* JOB
Read the listing and extract each line that includes the word "heading".

* INFORMATION PROVIDED
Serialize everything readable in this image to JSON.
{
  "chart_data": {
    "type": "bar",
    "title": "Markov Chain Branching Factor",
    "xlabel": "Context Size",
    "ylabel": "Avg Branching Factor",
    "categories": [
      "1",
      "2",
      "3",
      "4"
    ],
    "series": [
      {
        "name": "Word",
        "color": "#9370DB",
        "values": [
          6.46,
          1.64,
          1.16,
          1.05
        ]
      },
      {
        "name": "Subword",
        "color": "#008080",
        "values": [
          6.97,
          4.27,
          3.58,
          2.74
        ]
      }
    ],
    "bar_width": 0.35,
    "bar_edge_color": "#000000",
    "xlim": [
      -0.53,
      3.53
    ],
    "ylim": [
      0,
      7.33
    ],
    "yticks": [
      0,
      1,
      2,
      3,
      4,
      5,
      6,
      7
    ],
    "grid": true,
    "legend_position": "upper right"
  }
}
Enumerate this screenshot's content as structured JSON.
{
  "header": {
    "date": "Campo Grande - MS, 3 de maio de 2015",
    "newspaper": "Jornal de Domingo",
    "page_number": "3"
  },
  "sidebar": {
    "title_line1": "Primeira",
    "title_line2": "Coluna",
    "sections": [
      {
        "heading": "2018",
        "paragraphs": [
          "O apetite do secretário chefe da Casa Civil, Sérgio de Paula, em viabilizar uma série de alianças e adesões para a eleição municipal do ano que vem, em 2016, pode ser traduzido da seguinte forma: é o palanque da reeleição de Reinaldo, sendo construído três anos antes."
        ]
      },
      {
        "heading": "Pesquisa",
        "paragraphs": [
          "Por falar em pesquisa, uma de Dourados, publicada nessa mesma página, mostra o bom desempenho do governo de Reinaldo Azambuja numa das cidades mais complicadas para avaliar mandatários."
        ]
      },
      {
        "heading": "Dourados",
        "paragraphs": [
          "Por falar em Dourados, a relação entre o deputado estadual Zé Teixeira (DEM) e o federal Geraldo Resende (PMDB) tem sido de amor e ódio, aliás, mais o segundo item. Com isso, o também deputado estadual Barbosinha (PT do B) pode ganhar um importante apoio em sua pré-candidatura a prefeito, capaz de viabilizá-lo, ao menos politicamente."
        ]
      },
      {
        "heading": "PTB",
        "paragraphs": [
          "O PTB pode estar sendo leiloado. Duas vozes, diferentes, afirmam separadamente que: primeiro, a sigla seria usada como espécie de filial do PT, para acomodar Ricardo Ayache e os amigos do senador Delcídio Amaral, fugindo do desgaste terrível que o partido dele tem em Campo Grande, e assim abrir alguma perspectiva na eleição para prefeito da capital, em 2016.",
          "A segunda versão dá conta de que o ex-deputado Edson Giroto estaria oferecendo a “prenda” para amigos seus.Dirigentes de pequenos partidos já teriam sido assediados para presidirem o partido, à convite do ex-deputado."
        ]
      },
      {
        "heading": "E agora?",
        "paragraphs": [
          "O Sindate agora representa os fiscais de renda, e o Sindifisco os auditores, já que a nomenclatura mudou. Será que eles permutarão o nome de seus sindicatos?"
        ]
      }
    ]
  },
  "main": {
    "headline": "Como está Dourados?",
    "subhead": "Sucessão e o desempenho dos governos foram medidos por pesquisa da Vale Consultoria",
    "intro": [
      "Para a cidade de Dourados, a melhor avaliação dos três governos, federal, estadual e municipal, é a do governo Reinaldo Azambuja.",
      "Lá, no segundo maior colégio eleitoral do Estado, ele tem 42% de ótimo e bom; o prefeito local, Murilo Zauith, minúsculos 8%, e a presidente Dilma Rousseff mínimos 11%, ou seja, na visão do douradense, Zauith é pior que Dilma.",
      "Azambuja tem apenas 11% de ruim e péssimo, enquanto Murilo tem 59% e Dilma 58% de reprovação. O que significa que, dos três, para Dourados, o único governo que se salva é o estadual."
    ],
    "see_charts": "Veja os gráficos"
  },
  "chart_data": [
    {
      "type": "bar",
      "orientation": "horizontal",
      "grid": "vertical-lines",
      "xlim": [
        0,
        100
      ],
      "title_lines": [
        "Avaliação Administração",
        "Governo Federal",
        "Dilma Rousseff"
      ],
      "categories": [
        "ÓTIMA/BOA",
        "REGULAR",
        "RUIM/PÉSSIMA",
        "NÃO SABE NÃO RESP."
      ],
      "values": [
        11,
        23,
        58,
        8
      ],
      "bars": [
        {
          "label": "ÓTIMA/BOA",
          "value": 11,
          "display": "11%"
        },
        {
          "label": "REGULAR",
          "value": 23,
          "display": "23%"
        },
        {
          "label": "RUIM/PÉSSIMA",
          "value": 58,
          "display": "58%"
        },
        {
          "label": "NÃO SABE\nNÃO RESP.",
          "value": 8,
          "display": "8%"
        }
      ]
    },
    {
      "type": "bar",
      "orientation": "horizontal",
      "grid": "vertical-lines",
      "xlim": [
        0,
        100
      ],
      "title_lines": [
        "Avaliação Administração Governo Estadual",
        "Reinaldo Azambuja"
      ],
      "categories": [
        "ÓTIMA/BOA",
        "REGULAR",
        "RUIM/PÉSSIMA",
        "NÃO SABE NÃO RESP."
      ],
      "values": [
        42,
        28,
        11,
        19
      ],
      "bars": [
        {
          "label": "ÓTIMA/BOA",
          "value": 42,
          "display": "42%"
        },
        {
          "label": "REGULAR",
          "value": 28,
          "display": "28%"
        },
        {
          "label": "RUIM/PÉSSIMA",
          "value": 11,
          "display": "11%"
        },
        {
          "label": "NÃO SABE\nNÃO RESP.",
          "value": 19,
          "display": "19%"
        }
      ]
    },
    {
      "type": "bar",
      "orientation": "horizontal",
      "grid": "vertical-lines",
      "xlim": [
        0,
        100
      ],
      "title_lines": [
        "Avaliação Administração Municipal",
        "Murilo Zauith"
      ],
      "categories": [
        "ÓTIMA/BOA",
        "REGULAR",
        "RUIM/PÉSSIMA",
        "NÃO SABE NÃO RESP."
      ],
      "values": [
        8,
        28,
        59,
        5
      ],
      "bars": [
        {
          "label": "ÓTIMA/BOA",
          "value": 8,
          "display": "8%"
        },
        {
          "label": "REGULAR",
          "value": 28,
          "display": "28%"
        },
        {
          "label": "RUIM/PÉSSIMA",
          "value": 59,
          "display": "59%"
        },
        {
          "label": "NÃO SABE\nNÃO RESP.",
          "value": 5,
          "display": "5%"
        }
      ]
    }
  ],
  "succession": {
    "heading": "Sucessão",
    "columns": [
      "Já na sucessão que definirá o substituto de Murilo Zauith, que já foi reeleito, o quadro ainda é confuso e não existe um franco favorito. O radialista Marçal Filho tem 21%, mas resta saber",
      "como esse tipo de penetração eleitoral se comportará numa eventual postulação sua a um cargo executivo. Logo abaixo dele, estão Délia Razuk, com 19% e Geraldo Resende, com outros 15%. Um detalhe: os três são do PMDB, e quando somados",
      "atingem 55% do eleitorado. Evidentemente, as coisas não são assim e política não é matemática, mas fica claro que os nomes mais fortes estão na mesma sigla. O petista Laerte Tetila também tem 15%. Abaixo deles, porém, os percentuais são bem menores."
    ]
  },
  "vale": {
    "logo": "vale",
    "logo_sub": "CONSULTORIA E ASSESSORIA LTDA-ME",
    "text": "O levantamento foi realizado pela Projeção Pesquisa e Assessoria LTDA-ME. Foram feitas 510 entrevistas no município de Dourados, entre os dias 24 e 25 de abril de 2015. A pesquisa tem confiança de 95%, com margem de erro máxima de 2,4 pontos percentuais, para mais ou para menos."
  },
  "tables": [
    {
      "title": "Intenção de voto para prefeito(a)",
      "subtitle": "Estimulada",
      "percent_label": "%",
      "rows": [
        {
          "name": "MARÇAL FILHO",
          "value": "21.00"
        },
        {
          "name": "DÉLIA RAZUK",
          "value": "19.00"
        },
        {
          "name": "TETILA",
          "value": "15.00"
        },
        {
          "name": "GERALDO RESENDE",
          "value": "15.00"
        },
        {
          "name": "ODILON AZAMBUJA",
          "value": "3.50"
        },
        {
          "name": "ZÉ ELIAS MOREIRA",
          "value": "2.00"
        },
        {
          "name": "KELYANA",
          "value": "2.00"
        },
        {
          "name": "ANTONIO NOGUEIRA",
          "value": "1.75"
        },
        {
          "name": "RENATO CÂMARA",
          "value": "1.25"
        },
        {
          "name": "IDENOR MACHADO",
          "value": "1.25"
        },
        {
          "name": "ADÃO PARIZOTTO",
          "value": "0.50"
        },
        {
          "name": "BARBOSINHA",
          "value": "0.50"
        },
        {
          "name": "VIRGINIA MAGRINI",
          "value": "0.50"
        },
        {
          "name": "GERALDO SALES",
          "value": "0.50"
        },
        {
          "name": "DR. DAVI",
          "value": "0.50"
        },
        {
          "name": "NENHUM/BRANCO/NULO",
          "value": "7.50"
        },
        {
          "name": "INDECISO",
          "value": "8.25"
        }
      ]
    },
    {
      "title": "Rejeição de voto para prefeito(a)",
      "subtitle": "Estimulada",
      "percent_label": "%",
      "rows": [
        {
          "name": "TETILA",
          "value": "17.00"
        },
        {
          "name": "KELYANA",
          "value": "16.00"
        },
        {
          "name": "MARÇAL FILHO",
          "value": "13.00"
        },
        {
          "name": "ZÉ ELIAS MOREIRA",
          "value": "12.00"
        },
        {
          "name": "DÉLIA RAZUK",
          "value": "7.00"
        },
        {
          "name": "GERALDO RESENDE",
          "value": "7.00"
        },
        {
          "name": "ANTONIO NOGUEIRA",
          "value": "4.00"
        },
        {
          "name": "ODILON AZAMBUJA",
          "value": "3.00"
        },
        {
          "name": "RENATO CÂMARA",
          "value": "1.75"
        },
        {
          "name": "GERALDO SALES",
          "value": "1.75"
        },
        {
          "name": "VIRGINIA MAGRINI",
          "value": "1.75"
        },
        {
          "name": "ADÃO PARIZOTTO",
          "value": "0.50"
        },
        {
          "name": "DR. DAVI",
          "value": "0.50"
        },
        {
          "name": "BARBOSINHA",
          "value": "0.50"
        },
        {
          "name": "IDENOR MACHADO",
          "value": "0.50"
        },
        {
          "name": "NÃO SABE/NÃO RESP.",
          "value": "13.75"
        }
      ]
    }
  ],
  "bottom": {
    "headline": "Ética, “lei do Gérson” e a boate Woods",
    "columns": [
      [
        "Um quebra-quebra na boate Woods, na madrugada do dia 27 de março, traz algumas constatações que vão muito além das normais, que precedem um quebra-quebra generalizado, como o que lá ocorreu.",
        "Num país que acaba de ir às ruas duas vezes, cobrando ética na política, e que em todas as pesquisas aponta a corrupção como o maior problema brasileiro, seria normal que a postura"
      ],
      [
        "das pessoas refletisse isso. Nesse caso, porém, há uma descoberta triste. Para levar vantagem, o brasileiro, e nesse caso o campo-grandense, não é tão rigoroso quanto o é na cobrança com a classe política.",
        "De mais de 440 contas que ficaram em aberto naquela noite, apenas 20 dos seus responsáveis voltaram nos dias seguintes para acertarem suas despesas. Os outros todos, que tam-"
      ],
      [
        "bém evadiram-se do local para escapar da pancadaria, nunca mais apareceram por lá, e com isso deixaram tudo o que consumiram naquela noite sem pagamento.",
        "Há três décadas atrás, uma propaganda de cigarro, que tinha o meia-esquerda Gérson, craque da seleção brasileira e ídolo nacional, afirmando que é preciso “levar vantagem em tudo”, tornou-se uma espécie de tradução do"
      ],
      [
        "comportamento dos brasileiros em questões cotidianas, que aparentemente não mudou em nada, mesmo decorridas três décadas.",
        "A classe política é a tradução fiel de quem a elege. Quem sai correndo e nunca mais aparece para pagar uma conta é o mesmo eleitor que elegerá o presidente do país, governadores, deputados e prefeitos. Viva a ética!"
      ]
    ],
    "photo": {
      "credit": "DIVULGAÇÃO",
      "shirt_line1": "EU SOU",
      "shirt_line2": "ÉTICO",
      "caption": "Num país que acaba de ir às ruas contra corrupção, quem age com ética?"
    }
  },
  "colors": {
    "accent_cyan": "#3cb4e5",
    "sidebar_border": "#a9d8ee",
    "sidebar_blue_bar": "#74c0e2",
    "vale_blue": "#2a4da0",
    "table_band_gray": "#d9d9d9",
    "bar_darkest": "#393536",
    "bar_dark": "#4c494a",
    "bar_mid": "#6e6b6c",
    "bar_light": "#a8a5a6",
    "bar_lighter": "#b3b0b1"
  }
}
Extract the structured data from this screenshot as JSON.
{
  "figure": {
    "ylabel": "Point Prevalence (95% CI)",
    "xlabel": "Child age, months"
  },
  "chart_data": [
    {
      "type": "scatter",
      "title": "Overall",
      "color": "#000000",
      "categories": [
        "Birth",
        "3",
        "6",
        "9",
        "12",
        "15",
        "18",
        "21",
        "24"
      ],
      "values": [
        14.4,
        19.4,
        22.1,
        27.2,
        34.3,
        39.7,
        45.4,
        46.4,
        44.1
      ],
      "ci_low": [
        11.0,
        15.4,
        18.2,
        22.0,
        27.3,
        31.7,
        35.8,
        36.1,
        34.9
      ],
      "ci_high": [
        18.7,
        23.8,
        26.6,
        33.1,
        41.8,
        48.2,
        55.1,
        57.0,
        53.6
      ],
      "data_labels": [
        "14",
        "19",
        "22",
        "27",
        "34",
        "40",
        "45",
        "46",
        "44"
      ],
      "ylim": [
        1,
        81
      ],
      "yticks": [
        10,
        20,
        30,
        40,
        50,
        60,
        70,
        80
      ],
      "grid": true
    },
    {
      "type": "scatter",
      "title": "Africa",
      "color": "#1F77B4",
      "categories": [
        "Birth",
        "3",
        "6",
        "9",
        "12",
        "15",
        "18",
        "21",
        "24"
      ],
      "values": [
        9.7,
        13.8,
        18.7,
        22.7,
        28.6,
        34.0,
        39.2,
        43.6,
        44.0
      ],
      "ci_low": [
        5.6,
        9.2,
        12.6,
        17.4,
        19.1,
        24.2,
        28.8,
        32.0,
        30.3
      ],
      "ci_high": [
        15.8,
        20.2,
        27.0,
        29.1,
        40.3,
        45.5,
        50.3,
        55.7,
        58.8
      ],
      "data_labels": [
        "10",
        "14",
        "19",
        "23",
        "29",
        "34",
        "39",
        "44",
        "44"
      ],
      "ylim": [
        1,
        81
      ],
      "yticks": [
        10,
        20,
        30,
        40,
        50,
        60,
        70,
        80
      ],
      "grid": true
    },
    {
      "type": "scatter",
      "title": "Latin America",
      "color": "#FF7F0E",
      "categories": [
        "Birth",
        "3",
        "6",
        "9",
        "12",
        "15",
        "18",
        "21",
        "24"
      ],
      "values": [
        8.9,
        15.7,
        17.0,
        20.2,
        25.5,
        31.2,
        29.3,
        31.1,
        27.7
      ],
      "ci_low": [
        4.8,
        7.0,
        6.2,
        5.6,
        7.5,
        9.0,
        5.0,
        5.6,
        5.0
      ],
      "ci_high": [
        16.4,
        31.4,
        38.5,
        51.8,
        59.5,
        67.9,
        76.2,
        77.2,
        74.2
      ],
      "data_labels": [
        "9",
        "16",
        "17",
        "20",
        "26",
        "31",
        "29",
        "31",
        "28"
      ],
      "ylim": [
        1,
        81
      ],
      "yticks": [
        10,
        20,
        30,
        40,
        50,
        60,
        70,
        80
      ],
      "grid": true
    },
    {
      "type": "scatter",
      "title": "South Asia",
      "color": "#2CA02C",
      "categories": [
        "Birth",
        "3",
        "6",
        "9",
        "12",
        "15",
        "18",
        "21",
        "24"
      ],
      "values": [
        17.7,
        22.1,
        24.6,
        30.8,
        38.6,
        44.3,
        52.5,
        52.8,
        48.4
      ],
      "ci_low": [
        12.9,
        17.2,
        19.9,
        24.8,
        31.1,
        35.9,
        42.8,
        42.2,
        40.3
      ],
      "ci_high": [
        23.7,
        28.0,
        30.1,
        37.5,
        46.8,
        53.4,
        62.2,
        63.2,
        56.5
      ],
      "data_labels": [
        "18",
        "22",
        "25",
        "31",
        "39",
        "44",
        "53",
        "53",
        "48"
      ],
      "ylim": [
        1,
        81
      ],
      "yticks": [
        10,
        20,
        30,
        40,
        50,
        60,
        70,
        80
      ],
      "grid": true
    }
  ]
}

* THE OUTPUT
        "heading": "2018",
        "heading": "Pesquisa",
        "heading": "Dourados",
        "heading": "PTB",
        "heading": "E agora?",
    "heading": "Sucessão",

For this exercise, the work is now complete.